> _Stated task_
Please give the listing again in its entirety, exactly as written.

> _Input_
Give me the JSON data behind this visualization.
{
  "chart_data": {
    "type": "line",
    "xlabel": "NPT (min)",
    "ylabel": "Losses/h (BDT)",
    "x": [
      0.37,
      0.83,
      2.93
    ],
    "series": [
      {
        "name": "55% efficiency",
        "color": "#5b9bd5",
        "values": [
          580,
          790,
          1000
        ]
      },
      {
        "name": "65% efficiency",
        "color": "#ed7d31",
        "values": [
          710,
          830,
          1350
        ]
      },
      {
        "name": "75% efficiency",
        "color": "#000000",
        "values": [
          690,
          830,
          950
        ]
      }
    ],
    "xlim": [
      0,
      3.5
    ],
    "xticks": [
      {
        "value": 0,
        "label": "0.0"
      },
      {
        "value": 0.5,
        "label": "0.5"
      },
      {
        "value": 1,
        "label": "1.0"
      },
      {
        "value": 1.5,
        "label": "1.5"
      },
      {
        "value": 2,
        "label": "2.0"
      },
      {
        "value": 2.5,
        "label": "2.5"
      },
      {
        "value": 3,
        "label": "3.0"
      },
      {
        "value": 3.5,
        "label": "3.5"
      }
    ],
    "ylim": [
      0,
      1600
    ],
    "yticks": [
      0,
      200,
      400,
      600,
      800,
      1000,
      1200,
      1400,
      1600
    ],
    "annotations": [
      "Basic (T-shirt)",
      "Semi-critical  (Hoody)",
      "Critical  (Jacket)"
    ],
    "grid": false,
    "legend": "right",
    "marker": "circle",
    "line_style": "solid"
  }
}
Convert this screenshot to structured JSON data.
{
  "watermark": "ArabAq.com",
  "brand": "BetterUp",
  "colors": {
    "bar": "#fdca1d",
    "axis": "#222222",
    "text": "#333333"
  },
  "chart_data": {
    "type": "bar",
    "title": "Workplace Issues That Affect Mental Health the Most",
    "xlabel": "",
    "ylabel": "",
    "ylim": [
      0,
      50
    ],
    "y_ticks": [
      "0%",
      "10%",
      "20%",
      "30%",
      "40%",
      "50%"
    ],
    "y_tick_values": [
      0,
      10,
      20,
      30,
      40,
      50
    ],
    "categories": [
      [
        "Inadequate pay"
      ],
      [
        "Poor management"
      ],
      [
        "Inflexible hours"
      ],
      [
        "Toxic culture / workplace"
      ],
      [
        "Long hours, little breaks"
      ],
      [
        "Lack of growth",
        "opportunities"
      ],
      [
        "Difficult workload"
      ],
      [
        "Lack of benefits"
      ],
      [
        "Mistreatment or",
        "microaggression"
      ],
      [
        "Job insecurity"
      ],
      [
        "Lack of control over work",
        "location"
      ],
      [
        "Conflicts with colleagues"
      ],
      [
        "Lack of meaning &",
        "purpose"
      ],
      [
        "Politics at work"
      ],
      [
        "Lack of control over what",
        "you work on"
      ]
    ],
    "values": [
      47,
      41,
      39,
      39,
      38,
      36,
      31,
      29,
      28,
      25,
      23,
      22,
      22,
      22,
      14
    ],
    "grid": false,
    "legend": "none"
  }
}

> _Worked answer_
Give me the JSON data behind this visualization.
{
  "chart_data": {
    "type": "line",
    "xlabel": "NPT (min)",
    "ylabel": "Losses/h (BDT)",
    "x": [
      0.37,
      0.83,
      2.93
    ],
    "series": [
      {
        "name": "55% efficiency",
        "color": "#5b9bd5",
        "values": [
          580,
          790,
          1000
        ]
      },
      {
        "name": "65% efficiency",
        "color": "#ed7d31",
        "values": [
          710,
          830,
          1350
        ]
      },
      {
        "name": "75% efficiency",
        "color": "#000000",
        "values": [
          690,
          830,
          950
        ]
      }
    ],
    "xlim": [
      0,
      3.5
    ],
    "xticks": [
      {
        "value": 0,
        "label": "0.0"
      },
      {
        "value": 0.5,
        "label": "0.5"
      },
      {
        "value": 1,
        "label": "1.0"
      },
      {
        "value": 1.5,
        "label": "1.5"
      },
      {
        "value": 2,
        "label": "2.0"
      },
      {
        "value": 2.5,
        "label": "2.5"
      },
      {
        "value": 3,
        "label": "3.0"
      },
      {
        "value": 3.5,
        "label": "3.5"
      }
    ],
    "ylim": [
      0,
      1600
    ],
    "yticks": [
      0,
      200,
      400,
      600,
      800,
      1000,
      1200,
      1400,
      1600
    ],
    "annotations": [
      "Basic (T-shirt)",
      "Semi-critical  (Hoody)",
      "Critical  (Jacket)"
    ],
    "grid": false,
    "legend": "right",
    "marker": "circle",
    "line_style": "solid"
  }
}
Convert this screenshot to structured JSON data.
{
  "watermark": "ArabAq.com",
  "brand": "BetterUp",
  "colors": {
    "bar": "#fdca1d",
    "axis": "#222222",
    "text": "#333333"
  },
  "chart_data": {
    "type": "bar",
    "title": "Workplace Issues That Affect Mental Health the Most",
    "xlabel": "",
    "ylabel": "",
    "ylim": [
      0,
      50
    ],
    "y_ticks": [
      "0%",
      "10%",
      "20%",
      "30%",
      "40%",
      "50%"
    ],
    "y_tick_values": [
      0,
      10,
      20,
      30,
      40,
      50
    ],
    "categories": [
      [
        "Inadequate pay"
      ],
      [
        "Poor management"
      ],
      [
        "Inflexible hours"
      ],
      [
        "Toxic culture / workplace"
      ],
      [
        "Long hours, little breaks"
      ],
      [
        "Lack of growth",
        "opportunities"
      ],
      [
        "Difficult workload"
      ],
      [
        "Lack of benefits"
      ],
      [
        "Mistreatment or",
        "microaggression"
      ],
      [
        "Job insecurity"
      ],
      [
        "Lack of control over work",
        "location"
      ],
      [
        "Conflicts with colleagues"
      ],
      [
        "Lack of meaning &",
        "purpose"
      ],
      [
        "Politics at work"
      ],
      [
        "Lack of control over what",
        "you work on"
      ]
    ],
    "values": [
      47,
      41,
      39,
      39,
      38,
      36,
      31,
      29,
      28,
      25,
      23,
      22,
      22,
      22,
      14
    ],
    "grid": false,
    "legend": "none"
  }
}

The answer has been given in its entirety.